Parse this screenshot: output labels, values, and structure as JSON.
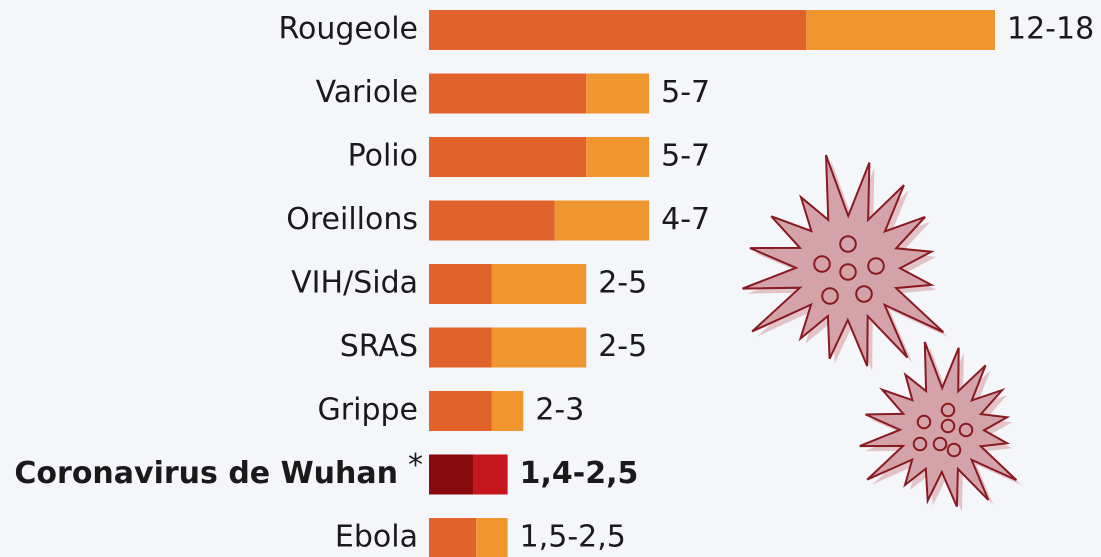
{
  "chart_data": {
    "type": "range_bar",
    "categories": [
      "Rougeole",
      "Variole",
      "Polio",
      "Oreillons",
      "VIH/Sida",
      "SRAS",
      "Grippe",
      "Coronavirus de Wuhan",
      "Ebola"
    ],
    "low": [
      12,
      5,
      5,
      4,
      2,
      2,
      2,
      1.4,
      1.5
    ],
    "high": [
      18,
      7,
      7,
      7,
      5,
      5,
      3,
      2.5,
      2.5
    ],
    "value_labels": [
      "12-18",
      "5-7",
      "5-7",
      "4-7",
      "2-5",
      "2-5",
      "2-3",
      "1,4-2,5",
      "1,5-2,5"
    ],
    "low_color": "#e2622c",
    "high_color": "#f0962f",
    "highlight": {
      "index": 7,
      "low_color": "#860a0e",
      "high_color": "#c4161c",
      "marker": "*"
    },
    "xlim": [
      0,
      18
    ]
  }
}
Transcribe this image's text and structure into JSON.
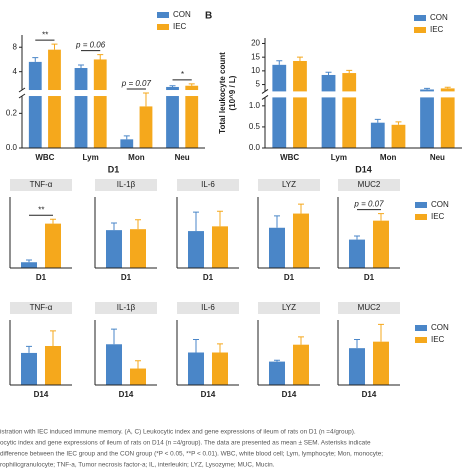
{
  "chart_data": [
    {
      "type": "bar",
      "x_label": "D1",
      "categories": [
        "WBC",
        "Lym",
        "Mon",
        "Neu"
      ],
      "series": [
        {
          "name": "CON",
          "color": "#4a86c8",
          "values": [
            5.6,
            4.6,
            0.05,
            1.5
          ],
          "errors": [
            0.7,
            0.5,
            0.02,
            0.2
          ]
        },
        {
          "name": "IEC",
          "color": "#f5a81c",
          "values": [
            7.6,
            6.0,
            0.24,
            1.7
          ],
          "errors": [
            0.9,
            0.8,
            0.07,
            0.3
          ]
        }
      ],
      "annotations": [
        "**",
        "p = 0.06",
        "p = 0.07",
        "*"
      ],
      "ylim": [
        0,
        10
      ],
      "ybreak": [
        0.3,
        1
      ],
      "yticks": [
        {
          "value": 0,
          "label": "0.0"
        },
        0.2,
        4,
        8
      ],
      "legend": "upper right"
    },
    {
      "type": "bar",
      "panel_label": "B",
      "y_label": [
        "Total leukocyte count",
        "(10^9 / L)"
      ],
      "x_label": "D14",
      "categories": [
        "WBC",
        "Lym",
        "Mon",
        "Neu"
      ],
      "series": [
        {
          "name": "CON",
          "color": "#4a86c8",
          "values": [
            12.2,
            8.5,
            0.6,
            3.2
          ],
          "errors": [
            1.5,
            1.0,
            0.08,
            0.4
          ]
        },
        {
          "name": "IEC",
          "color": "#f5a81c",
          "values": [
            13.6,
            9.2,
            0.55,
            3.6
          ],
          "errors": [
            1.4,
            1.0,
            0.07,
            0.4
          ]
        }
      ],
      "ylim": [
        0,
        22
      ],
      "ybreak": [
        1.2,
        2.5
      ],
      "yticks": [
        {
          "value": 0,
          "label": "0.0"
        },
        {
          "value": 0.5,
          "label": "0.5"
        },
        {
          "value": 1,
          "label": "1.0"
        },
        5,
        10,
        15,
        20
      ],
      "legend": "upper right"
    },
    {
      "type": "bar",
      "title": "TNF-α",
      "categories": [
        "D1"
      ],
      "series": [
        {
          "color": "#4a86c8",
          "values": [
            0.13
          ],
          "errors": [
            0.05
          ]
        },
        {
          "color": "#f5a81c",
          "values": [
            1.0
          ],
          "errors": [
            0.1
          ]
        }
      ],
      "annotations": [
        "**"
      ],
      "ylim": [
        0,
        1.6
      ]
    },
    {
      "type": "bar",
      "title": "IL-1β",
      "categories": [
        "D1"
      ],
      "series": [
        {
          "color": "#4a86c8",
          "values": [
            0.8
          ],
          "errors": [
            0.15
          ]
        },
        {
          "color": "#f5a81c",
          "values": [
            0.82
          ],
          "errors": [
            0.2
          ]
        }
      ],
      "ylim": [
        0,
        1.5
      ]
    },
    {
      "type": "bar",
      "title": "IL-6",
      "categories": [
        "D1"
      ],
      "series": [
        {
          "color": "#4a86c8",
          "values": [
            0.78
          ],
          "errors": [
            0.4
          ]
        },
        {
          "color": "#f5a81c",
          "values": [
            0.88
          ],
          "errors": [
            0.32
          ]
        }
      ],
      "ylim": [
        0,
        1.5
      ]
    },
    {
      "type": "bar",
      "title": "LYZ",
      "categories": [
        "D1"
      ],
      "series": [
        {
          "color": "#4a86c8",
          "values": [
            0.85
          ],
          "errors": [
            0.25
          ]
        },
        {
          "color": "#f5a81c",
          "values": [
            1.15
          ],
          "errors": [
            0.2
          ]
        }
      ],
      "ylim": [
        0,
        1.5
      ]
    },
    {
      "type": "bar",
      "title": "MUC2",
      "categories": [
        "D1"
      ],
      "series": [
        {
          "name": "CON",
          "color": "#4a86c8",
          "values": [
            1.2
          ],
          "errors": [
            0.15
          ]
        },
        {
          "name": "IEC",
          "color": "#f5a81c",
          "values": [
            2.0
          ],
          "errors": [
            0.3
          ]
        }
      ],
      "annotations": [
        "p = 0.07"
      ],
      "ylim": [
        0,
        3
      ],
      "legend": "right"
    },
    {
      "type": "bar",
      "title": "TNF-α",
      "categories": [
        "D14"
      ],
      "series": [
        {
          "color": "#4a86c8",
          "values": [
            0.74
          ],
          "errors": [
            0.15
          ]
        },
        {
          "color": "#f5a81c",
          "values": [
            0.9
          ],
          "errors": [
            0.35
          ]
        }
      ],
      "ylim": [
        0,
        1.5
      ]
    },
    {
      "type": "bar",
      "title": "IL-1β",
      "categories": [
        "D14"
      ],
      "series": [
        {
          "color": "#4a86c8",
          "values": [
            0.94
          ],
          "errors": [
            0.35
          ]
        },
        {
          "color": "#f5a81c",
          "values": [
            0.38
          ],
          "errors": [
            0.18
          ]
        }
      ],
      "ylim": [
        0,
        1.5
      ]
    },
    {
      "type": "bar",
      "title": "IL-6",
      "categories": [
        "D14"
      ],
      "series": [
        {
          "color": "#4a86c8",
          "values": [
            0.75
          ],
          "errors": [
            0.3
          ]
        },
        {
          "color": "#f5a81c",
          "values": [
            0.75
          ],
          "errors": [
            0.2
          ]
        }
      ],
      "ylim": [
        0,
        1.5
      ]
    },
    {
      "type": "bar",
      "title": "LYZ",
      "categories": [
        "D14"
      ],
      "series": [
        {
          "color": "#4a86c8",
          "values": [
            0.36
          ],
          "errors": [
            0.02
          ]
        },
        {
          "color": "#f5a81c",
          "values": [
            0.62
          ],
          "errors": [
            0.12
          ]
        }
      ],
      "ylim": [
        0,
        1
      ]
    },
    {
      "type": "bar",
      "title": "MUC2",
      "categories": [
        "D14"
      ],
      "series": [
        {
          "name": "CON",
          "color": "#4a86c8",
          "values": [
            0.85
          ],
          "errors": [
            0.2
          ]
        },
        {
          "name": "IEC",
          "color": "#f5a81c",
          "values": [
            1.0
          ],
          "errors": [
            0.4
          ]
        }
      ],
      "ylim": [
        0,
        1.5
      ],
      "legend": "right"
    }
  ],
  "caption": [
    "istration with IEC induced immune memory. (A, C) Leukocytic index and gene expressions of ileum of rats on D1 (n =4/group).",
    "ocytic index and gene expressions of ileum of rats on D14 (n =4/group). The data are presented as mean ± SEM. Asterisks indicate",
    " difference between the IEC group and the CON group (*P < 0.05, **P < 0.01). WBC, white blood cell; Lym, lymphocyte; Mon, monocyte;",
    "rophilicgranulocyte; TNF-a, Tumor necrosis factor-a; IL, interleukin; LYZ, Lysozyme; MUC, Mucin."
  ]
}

==

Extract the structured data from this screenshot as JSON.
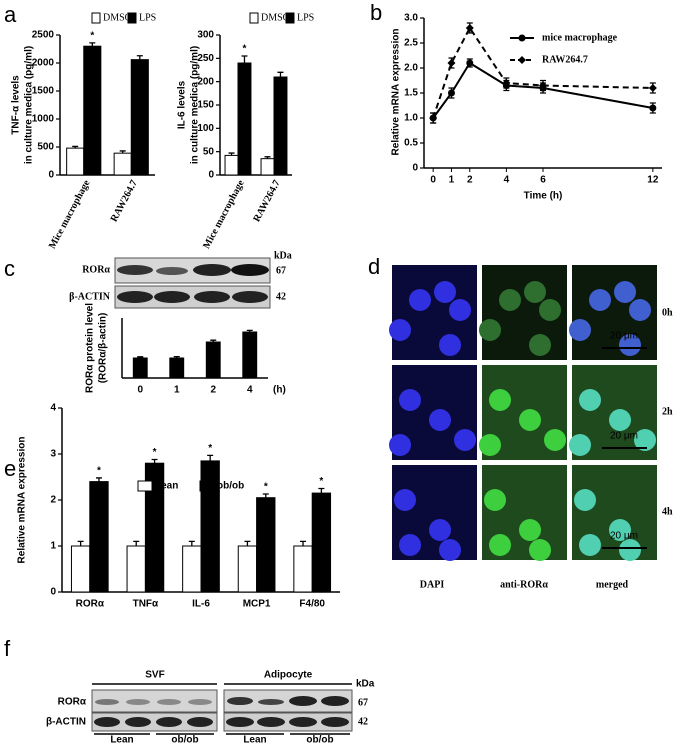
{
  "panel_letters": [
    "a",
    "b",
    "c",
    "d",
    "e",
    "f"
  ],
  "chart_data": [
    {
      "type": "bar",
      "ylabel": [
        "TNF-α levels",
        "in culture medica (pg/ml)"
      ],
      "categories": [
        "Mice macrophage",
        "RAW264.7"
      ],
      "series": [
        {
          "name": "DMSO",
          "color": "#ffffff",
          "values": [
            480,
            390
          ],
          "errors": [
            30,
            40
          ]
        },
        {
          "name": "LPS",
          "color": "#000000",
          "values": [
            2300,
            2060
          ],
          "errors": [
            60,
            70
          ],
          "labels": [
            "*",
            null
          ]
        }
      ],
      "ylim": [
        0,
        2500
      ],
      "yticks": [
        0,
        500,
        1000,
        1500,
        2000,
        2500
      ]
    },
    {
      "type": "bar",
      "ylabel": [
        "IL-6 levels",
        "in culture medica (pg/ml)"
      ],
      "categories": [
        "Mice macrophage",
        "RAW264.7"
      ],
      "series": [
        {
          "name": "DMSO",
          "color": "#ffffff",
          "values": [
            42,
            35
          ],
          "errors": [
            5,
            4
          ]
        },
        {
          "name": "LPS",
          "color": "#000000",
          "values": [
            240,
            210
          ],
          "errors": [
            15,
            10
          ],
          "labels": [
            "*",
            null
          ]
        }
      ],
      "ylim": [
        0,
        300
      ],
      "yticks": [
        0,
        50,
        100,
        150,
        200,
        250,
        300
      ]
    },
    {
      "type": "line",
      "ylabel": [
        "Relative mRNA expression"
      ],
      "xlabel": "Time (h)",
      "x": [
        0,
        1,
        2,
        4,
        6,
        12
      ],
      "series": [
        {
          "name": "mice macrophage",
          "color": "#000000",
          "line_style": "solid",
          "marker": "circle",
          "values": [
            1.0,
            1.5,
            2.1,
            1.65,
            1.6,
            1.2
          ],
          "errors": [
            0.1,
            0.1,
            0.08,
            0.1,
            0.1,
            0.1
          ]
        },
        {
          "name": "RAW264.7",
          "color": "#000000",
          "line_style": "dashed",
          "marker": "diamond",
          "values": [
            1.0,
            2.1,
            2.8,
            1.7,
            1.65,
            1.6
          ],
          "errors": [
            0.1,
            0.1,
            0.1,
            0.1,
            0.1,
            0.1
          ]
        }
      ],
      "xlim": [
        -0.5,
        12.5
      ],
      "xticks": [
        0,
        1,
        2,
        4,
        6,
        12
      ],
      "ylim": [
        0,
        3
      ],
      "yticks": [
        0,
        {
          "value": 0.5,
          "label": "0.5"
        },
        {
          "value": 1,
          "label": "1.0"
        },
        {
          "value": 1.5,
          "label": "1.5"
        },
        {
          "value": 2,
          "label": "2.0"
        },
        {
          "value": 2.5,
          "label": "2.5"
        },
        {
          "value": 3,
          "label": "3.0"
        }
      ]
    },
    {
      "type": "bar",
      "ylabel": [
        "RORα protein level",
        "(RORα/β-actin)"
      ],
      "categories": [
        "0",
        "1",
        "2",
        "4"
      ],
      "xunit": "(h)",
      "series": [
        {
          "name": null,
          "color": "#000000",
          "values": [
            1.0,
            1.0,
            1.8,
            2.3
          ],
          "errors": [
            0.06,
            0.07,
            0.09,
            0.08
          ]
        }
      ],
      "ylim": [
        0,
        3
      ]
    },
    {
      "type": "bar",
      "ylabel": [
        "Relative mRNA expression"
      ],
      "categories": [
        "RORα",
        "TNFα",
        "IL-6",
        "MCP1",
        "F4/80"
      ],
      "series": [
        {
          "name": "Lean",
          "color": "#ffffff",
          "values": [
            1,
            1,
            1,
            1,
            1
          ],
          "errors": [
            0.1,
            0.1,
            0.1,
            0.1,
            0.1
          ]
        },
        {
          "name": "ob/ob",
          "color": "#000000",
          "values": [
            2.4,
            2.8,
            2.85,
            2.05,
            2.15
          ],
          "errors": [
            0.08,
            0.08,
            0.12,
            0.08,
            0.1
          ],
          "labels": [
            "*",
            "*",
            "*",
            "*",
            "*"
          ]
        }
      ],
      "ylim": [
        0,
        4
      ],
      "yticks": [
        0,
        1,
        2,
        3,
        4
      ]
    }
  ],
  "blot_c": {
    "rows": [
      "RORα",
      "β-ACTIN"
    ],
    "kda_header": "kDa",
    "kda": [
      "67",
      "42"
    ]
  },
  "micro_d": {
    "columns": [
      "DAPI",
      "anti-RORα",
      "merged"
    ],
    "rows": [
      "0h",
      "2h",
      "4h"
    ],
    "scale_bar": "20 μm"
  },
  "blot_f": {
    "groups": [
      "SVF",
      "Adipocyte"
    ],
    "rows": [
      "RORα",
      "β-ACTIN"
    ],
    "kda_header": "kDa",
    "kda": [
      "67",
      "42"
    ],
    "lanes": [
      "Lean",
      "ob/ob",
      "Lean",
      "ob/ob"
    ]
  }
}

● **To do**: Could you copy every line from the records that has "expressions" in it?

● **Result**:
    "istration with IEC induced immune memory. (A, C) Leukocytic index and gene expressions of ileum of rats on D1 (n =4/group).",
    "ocytic index and gene expressions of ileum of rats on D14 (n =4/group). The data are presented as mean ± SEM. Asterisks indicate",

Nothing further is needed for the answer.